BEGIN Extracted information

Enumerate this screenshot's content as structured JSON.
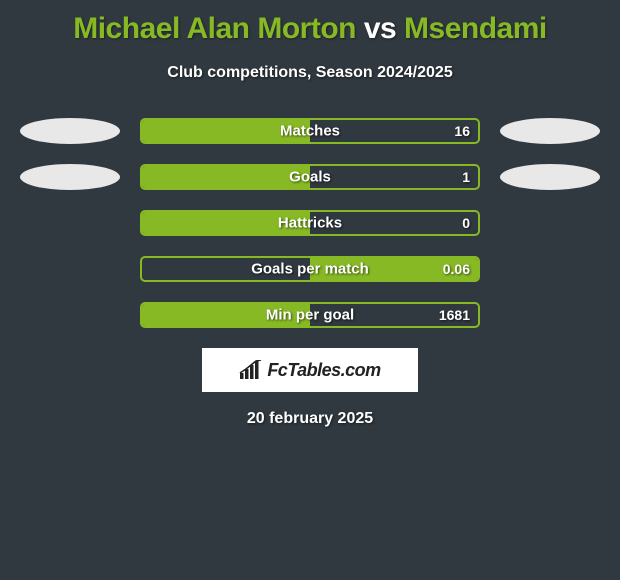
{
  "background_color": "#30393f",
  "accent_color": "#87b925",
  "text_color": "#ffffff",
  "oval_color": "#e8e8e8",
  "title": {
    "player1": "Michael Alan Morton",
    "vs": "vs",
    "player2": "Msendami",
    "fontsize": 30
  },
  "subtitle": "Club competitions, Season 2024/2025",
  "stats": [
    {
      "label": "Matches",
      "left_val": "",
      "right_val": "16",
      "left_fill_pct": 50,
      "right_fill_pct": 0,
      "show_left_oval": true,
      "show_right_oval": true
    },
    {
      "label": "Goals",
      "left_val": "",
      "right_val": "1",
      "left_fill_pct": 50,
      "right_fill_pct": 0,
      "show_left_oval": true,
      "show_right_oval": true
    },
    {
      "label": "Hattricks",
      "left_val": "",
      "right_val": "0",
      "left_fill_pct": 50,
      "right_fill_pct": 0,
      "show_left_oval": false,
      "show_right_oval": false
    },
    {
      "label": "Goals per match",
      "left_val": "",
      "right_val": "0.06",
      "left_fill_pct": 0,
      "right_fill_pct": 50,
      "show_left_oval": false,
      "show_right_oval": false
    },
    {
      "label": "Min per goal",
      "left_val": "",
      "right_val": "1681",
      "left_fill_pct": 50,
      "right_fill_pct": 0,
      "show_left_oval": false,
      "show_right_oval": false
    }
  ],
  "logo": {
    "text": "FcTables.com",
    "icon": "bar-chart-icon"
  },
  "date": "20 february 2025"
}
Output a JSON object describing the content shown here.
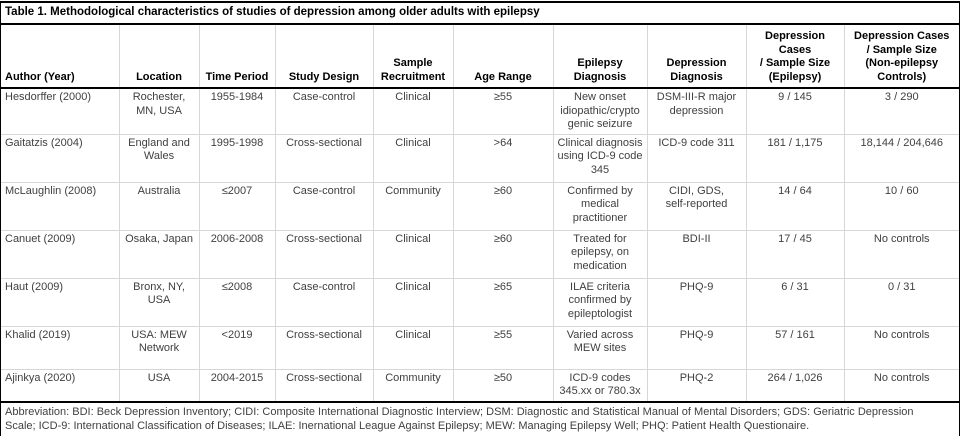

END Extracted information

Identify each line containing the string "label" and copy it out.

## Answer to the exercise:
      "label": "Matches",
      "label": "Goals",
      "label": "Hattricks",
      "label": "Goals per match",
      "label": "Min per goal",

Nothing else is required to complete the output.